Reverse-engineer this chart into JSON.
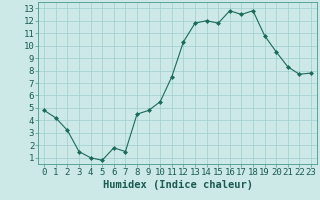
{
  "x": [
    0,
    1,
    2,
    3,
    4,
    5,
    6,
    7,
    8,
    9,
    10,
    11,
    12,
    13,
    14,
    15,
    16,
    17,
    18,
    19,
    20,
    21,
    22,
    23
  ],
  "y": [
    4.8,
    4.2,
    3.2,
    1.5,
    1.0,
    0.8,
    1.8,
    1.5,
    4.5,
    4.8,
    5.5,
    7.5,
    10.3,
    11.8,
    12.0,
    11.8,
    12.8,
    12.5,
    12.8,
    10.8,
    9.5,
    8.3,
    7.7,
    7.8
  ],
  "xlabel": "Humidex (Indice chaleur)",
  "xlim": [
    -0.5,
    23.5
  ],
  "ylim": [
    0.5,
    13.5
  ],
  "yticks": [
    1,
    2,
    3,
    4,
    5,
    6,
    7,
    8,
    9,
    10,
    11,
    12,
    13
  ],
  "xticks": [
    0,
    1,
    2,
    3,
    4,
    5,
    6,
    7,
    8,
    9,
    10,
    11,
    12,
    13,
    14,
    15,
    16,
    17,
    18,
    19,
    20,
    21,
    22,
    23
  ],
  "line_color": "#1a6b5a",
  "marker_color": "#1a6b5a",
  "bg_color": "#cce9e7",
  "grid_color": "#9ecece",
  "tick_label_fontsize": 6.5,
  "xlabel_fontsize": 7.5
}
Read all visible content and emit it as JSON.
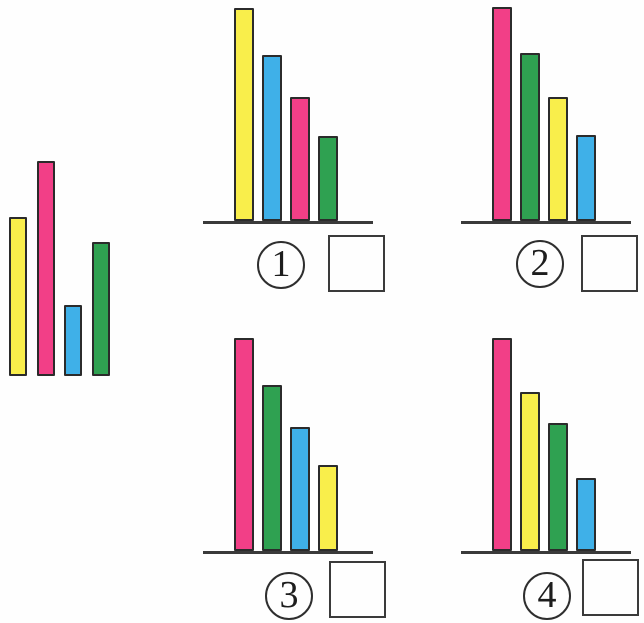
{
  "colors": {
    "yellow": "#F9EE4B",
    "pink": "#F23F87",
    "blue": "#3FB0E8",
    "green": "#2FA151",
    "outline": "#2b2b2b"
  },
  "chart_data": [
    {
      "id": "reference",
      "type": "bar",
      "role": "unsorted reference chart",
      "categories": [
        "yellow",
        "pink",
        "blue",
        "green"
      ],
      "values": [
        159,
        215,
        71,
        134
      ],
      "baseline": false
    },
    {
      "id": "option-1",
      "type": "bar",
      "role": "candidate sorted chart",
      "categories": [
        "yellow",
        "blue",
        "pink",
        "green"
      ],
      "values": [
        213,
        166,
        124,
        85
      ],
      "baseline": true
    },
    {
      "id": "option-2",
      "type": "bar",
      "role": "candidate sorted chart",
      "categories": [
        "pink",
        "green",
        "yellow",
        "blue"
      ],
      "values": [
        214,
        168,
        124,
        86
      ],
      "baseline": true
    },
    {
      "id": "option-3",
      "type": "bar",
      "role": "candidate sorted chart",
      "categories": [
        "pink",
        "green",
        "blue",
        "yellow"
      ],
      "values": [
        213,
        166,
        124,
        86
      ],
      "baseline": true
    },
    {
      "id": "option-4",
      "type": "bar",
      "role": "candidate sorted chart",
      "categories": [
        "pink",
        "yellow",
        "green",
        "blue"
      ],
      "values": [
        213,
        159,
        128,
        73
      ],
      "baseline": true
    }
  ],
  "options": [
    {
      "number": "1",
      "answer": ""
    },
    {
      "number": "2",
      "answer": ""
    },
    {
      "number": "3",
      "answer": ""
    },
    {
      "number": "4",
      "answer": ""
    }
  ]
}
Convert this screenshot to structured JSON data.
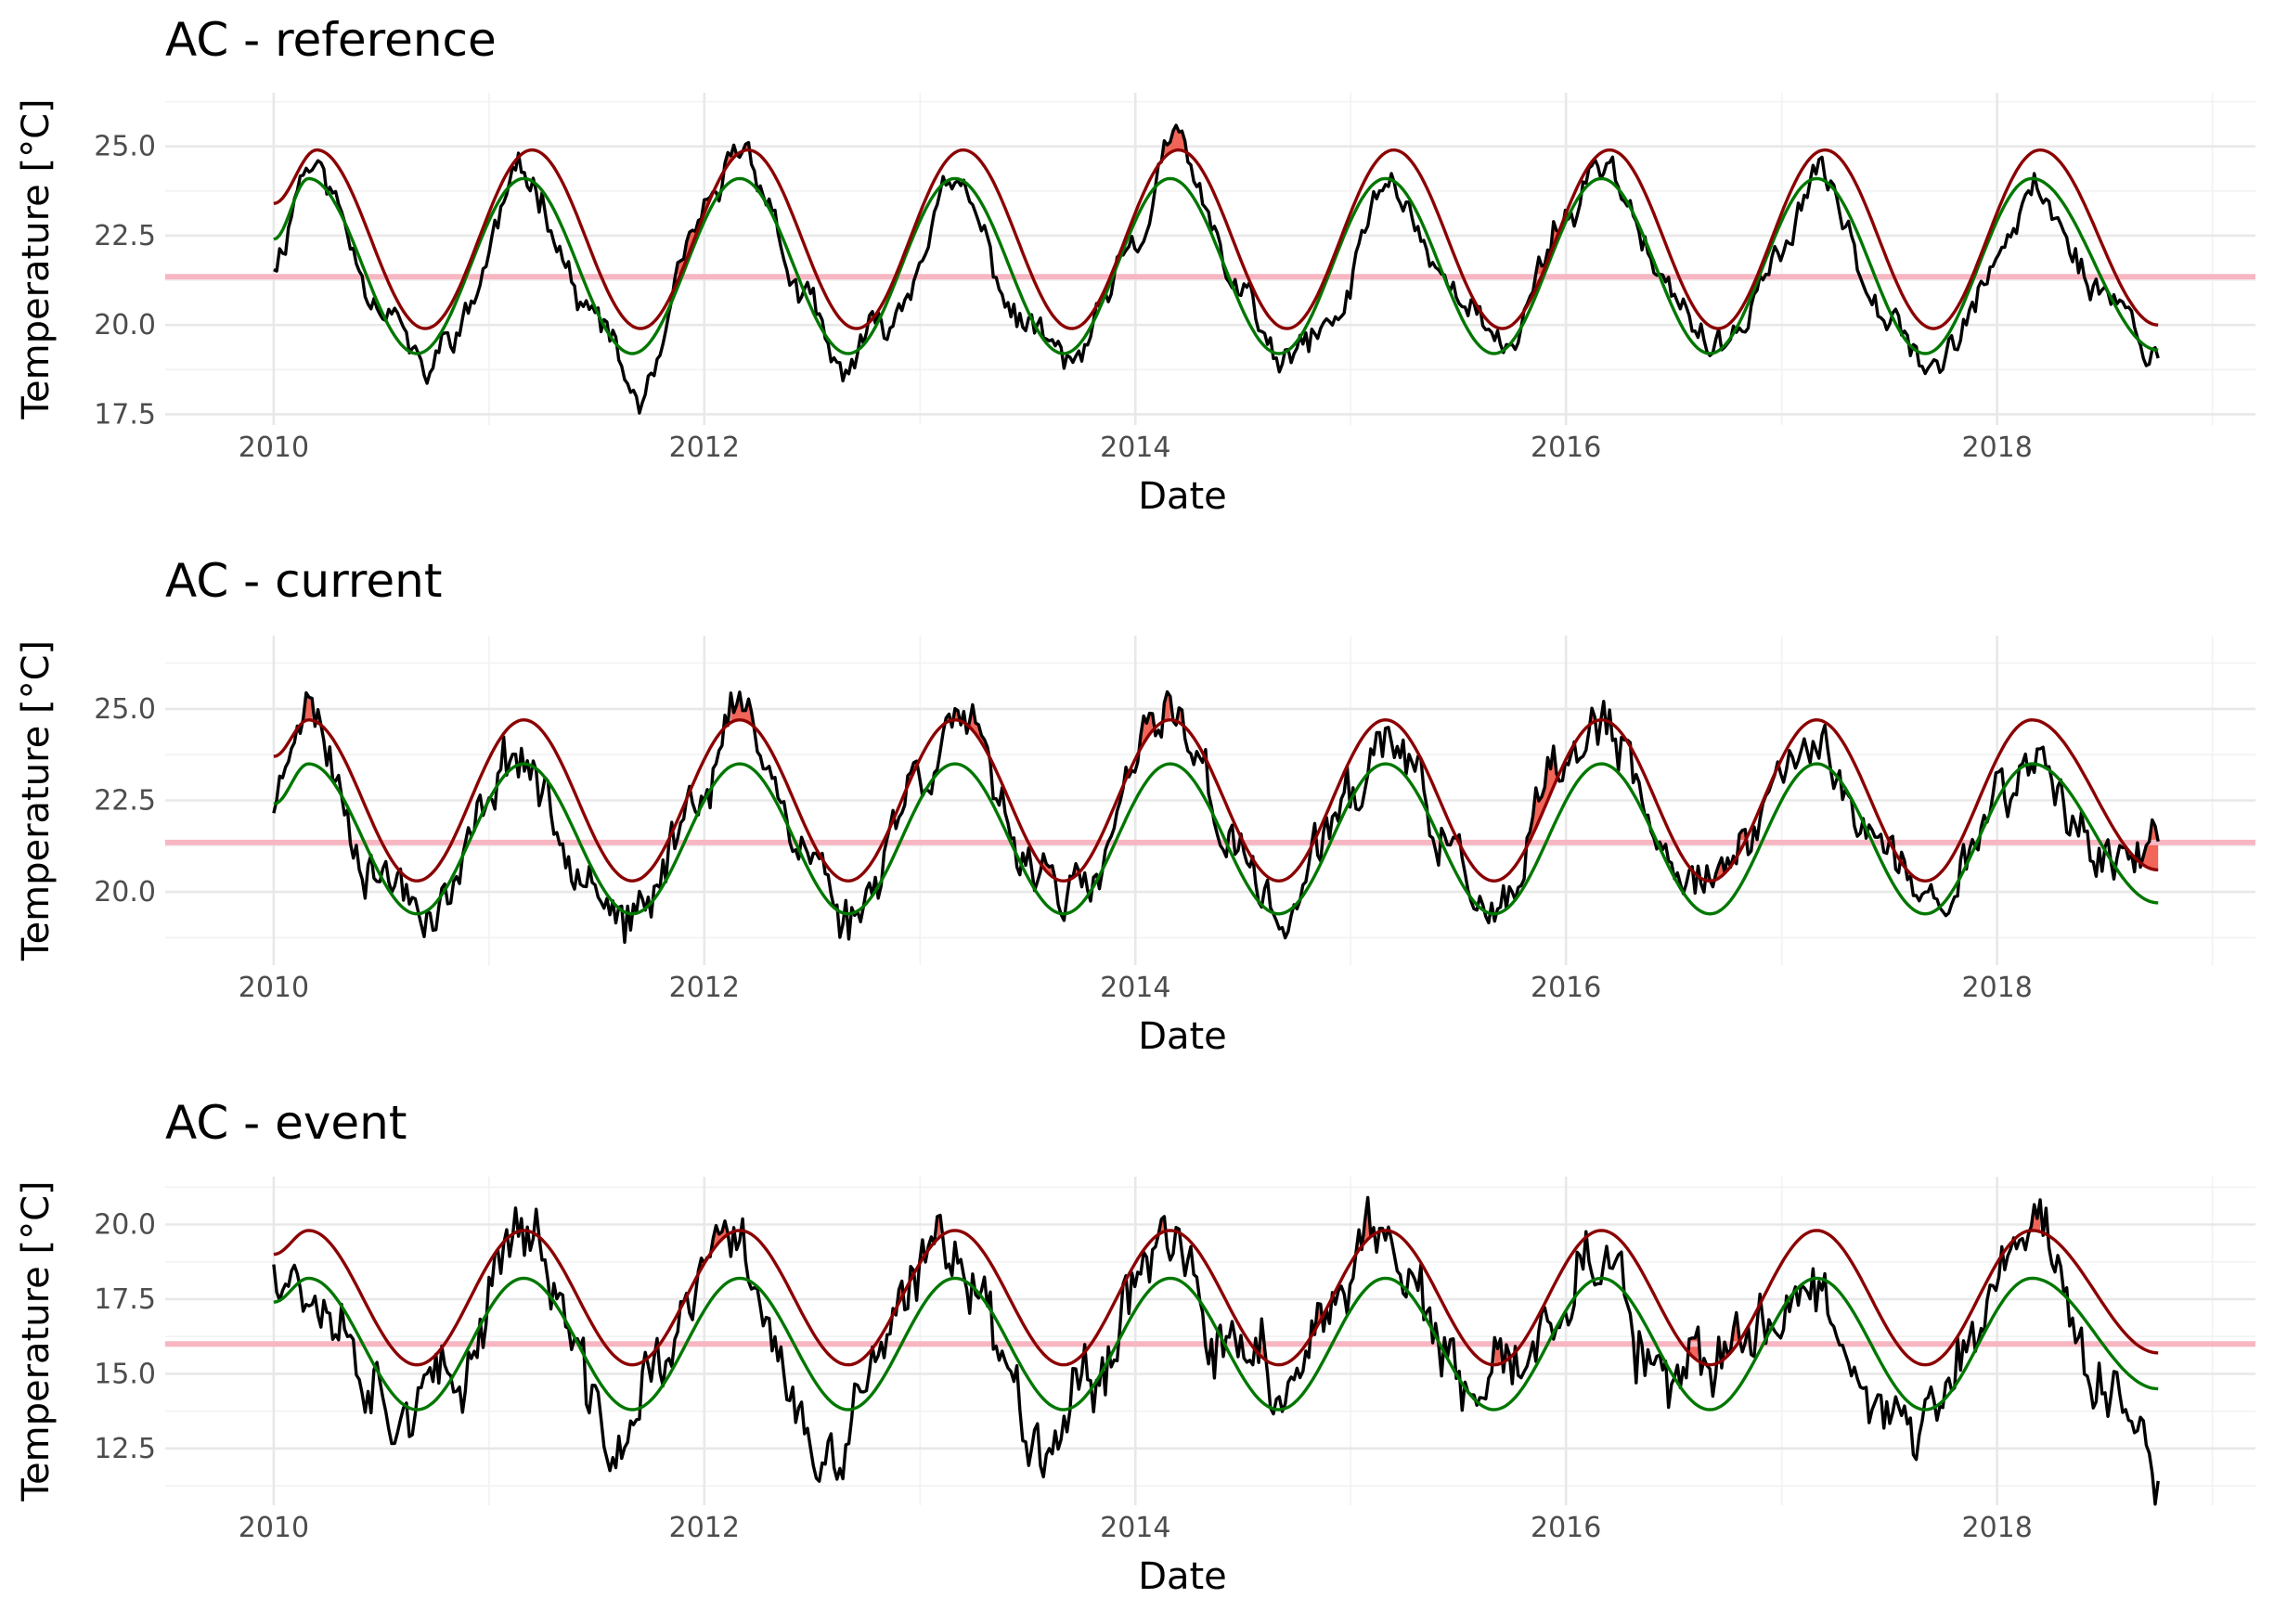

- - -

Reproduce each record above by retyping it exactly; omit all images.

- _Complete output_:
Reverse-engineer this chart into JSON.
{
  "x": [
    0,
    1,
    2,
    3,
    4,
    5,
    6,
    7,
    8,
    9,
    10,
    11,
    12,
    13,
    14,
    15,
    16,
    17,
    18,
    19,
    20,
    21,
    22,
    23
  ],
  "y": [
    4.8,
    4.2,
    3.2,
    1.5,
    1.0,
    0.8,
    1.8,
    1.5,
    4.5,
    4.8,
    5.5,
    7.5,
    10.3,
    11.8,
    12.0,
    11.8,
    12.8,
    12.5,
    12.8,
    10.8,
    9.5,
    8.3,
    7.7,
    7.8
  ],
  "xlabel": "Humidex (Indice chaleur)",
  "xlim": [
    -0.5,
    23.5
  ],
  "ylim": [
    0.5,
    13.5
  ],
  "yticks": [
    1,
    2,
    3,
    4,
    5,
    6,
    7,
    8,
    9,
    10,
    11,
    12,
    13
  ],
  "xticks": [
    0,
    1,
    2,
    3,
    4,
    5,
    6,
    7,
    8,
    9,
    10,
    11,
    12,
    13,
    14,
    15,
    16,
    17,
    18,
    19,
    20,
    21,
    22,
    23
  ],
  "line_color": "#1a6b5a",
  "marker_color": "#1a6b5a",
  "bg_color": "#cce9e7",
  "grid_color": "#9ecece",
  "tick_label_fontsize": 6.5,
  "xlabel_fontsize": 7.5
}
Read all visible content and emit it as JSON.
{
  "colors": {
    "yellow": "#F9EE4B",
    "pink": "#F23F87",
    "blue": "#3FB0E8",
    "green": "#2FA151",
    "outline": "#2b2b2b"
  },
  "chart_data": [
    {
      "id": "reference",
      "type": "bar",
      "role": "unsorted reference chart",
      "categories": [
        "yellow",
        "pink",
        "blue",
        "green"
      ],
      "values": [
        159,
        215,
        71,
        134
      ],
      "baseline": false
    },
    {
      "id": "option-1",
      "type": "bar",
      "role": "candidate sorted chart",
      "categories": [
        "yellow",
        "blue",
        "pink",
        "green"
      ],
      "values": [
        213,
        166,
        124,
        85
      ],
      "baseline": true
    },
    {
      "id": "option-2",
      "type": "bar",
      "role": "candidate sorted chart",
      "categories": [
        "pink",
        "green",
        "yellow",
        "blue"
      ],
      "values": [
        214,
        168,
        124,
        86
      ],
      "baseline": true
    },
    {
      "id": "option-3",
      "type": "bar",
      "role": "candidate sorted chart",
      "categories": [
        "pink",
        "green",
        "blue",
        "yellow"
      ],
      "values": [
        213,
        166,
        124,
        86
      ],
      "baseline": true
    },
    {
      "id": "option-4",
      "type": "bar",
      "role": "candidate sorted chart",
      "categories": [
        "pink",
        "yellow",
        "green",
        "blue"
      ],
      "values": [
        213,
        159,
        128,
        73
      ],
      "baseline": true
    }
  ],
  "options": [
    {
      "number": "1",
      "answer": ""
    },
    {
      "number": "2",
      "answer": ""
    },
    {
      "number": "3",
      "answer": ""
    },
    {
      "number": "4",
      "answer": ""
    }
  ]
}
Convert this screenshot to structured JSON data.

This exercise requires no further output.